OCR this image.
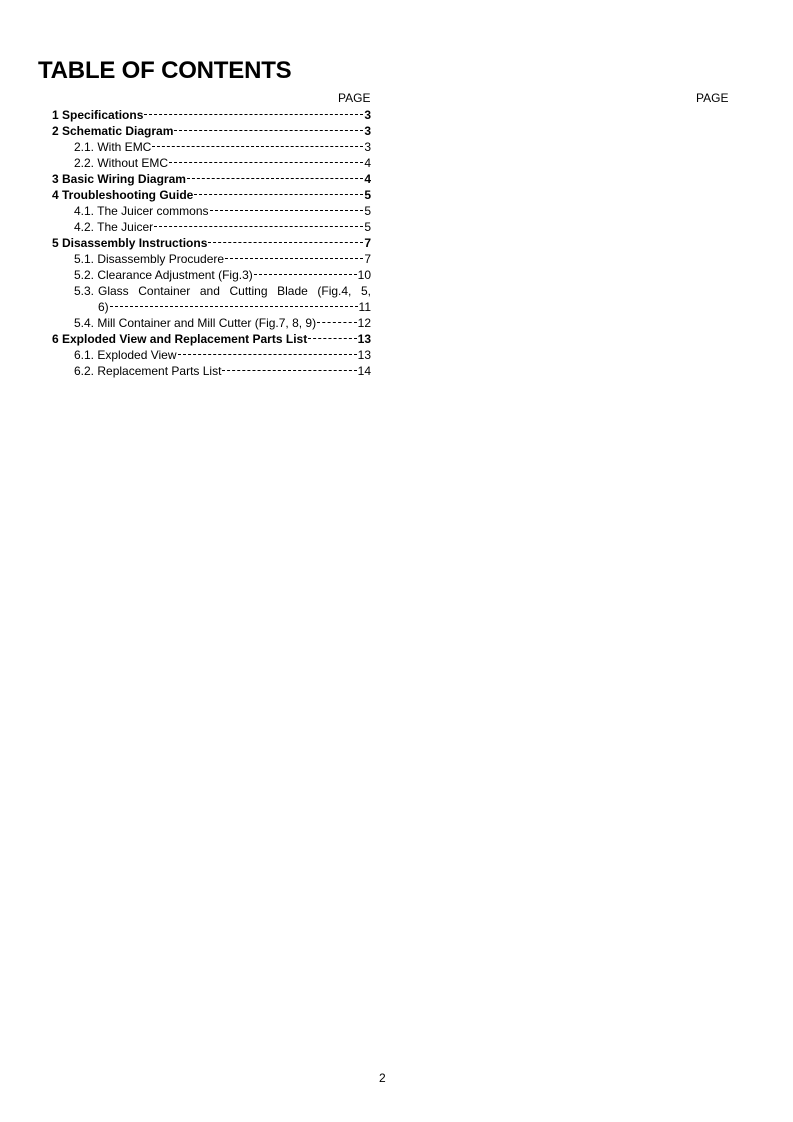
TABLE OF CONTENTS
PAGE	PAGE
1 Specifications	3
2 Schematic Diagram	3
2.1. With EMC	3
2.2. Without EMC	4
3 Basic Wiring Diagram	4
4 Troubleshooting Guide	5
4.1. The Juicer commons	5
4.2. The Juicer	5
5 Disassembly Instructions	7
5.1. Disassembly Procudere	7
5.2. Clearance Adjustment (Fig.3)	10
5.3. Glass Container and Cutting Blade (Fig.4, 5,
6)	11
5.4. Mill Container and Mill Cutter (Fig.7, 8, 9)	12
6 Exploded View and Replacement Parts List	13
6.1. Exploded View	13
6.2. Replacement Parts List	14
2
■ ■ ■ ■
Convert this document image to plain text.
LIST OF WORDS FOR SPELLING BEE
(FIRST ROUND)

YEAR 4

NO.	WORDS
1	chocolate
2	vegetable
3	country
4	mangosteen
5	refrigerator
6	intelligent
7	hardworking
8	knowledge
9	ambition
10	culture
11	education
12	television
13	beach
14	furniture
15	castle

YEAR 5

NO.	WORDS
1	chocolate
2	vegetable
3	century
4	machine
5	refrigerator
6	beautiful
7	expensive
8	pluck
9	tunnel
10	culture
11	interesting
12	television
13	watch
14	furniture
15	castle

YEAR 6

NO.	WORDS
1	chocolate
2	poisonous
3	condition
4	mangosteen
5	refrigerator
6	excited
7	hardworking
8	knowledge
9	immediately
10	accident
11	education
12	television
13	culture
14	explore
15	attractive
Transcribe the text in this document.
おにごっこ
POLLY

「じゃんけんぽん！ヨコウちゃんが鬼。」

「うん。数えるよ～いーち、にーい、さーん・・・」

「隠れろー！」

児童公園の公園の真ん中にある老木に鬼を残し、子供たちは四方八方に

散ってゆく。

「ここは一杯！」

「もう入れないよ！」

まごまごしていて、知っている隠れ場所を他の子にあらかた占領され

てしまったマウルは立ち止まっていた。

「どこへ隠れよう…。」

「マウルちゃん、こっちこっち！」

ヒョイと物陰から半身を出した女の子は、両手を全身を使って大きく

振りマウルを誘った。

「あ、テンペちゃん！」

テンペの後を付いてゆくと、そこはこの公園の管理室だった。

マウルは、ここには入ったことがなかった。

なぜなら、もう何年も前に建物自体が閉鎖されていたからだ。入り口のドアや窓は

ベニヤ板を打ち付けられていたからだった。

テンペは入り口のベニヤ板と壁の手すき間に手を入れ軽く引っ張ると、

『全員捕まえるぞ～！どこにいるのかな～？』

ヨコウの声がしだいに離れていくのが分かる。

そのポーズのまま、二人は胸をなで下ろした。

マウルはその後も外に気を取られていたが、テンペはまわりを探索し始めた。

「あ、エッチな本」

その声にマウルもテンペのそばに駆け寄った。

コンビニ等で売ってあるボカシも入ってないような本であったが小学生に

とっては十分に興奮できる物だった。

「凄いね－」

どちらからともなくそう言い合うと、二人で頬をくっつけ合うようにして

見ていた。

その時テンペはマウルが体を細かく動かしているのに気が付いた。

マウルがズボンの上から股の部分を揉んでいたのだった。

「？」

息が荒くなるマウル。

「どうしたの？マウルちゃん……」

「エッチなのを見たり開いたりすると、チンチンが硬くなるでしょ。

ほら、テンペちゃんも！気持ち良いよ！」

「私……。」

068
■ ■ ■ ■
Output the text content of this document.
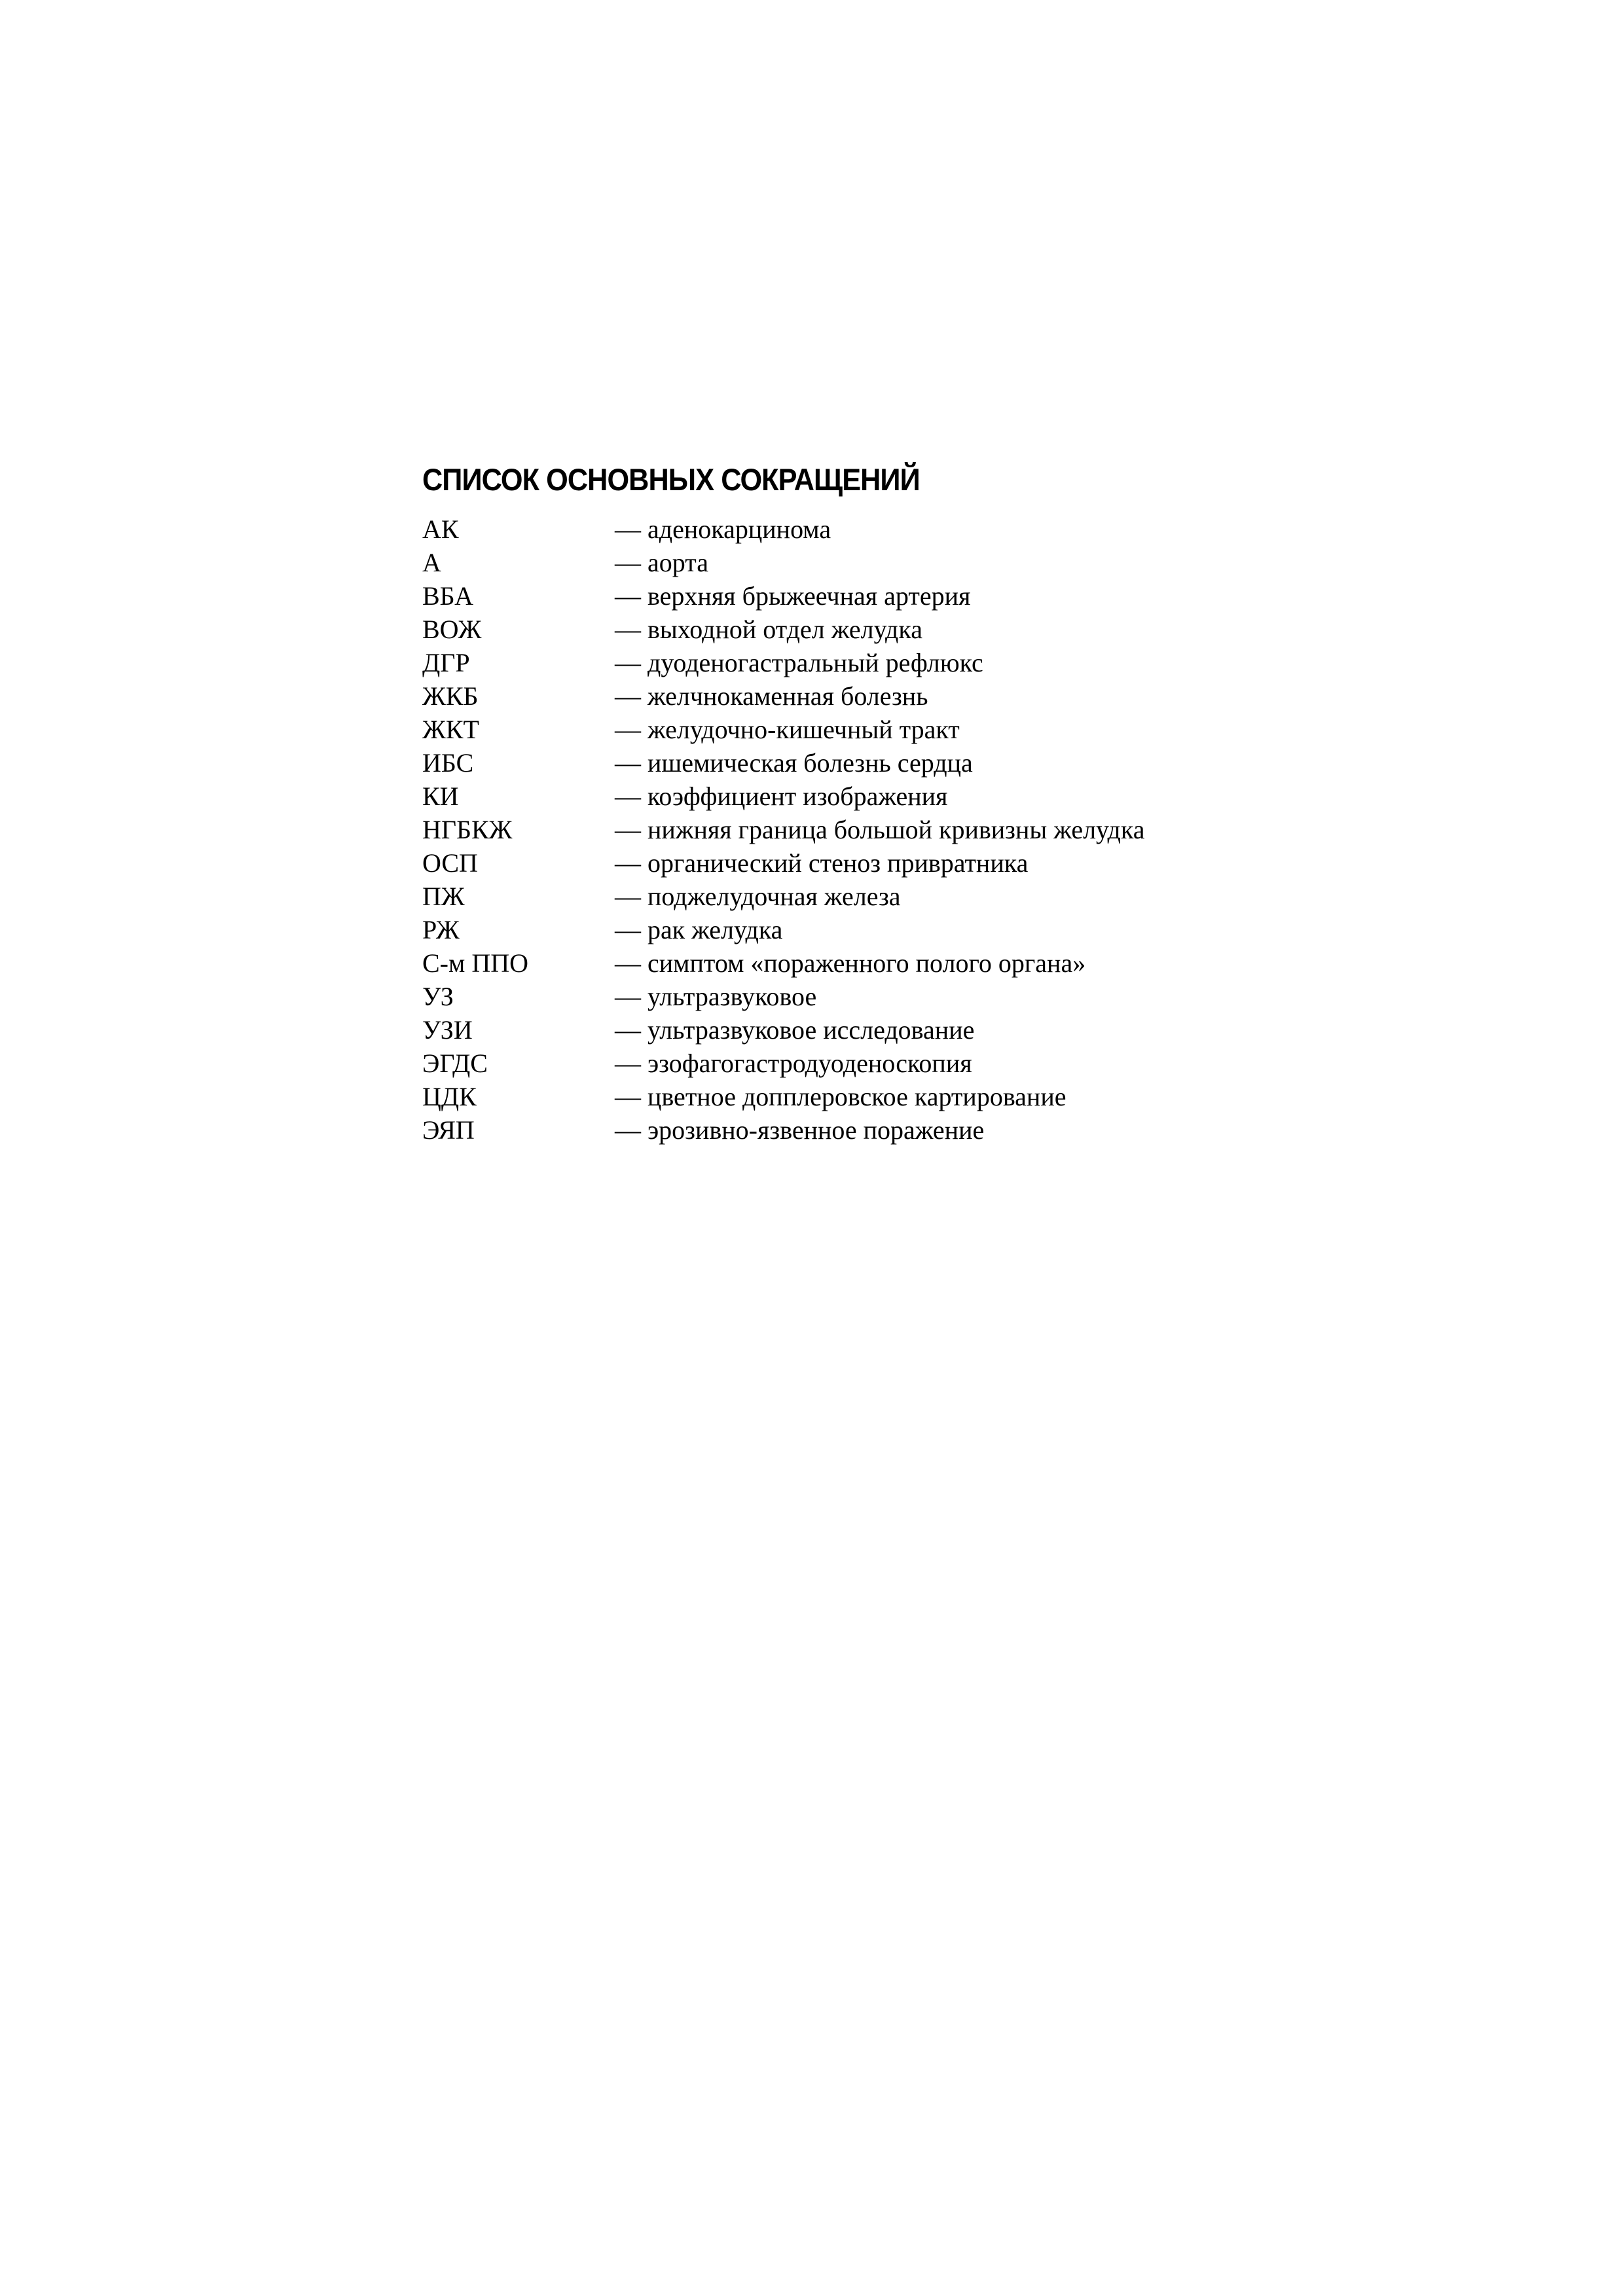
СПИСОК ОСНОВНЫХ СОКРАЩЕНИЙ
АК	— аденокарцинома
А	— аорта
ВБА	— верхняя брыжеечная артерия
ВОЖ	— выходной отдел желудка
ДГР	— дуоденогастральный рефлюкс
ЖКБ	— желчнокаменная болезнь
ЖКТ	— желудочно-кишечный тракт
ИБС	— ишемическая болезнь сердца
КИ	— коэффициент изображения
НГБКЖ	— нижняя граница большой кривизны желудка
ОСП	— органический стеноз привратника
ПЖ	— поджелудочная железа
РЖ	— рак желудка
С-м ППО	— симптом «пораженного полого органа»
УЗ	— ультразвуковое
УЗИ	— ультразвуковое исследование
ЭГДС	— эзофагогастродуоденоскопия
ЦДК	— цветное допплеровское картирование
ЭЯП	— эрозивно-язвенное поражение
■ ■ ■ ■
#### [Task prompt]
Display every line of the listing that contains the string "Disassembly".

#### [Exercise result]
5 Disassembly Instructions	7
5.1. Disassembly Procudere	7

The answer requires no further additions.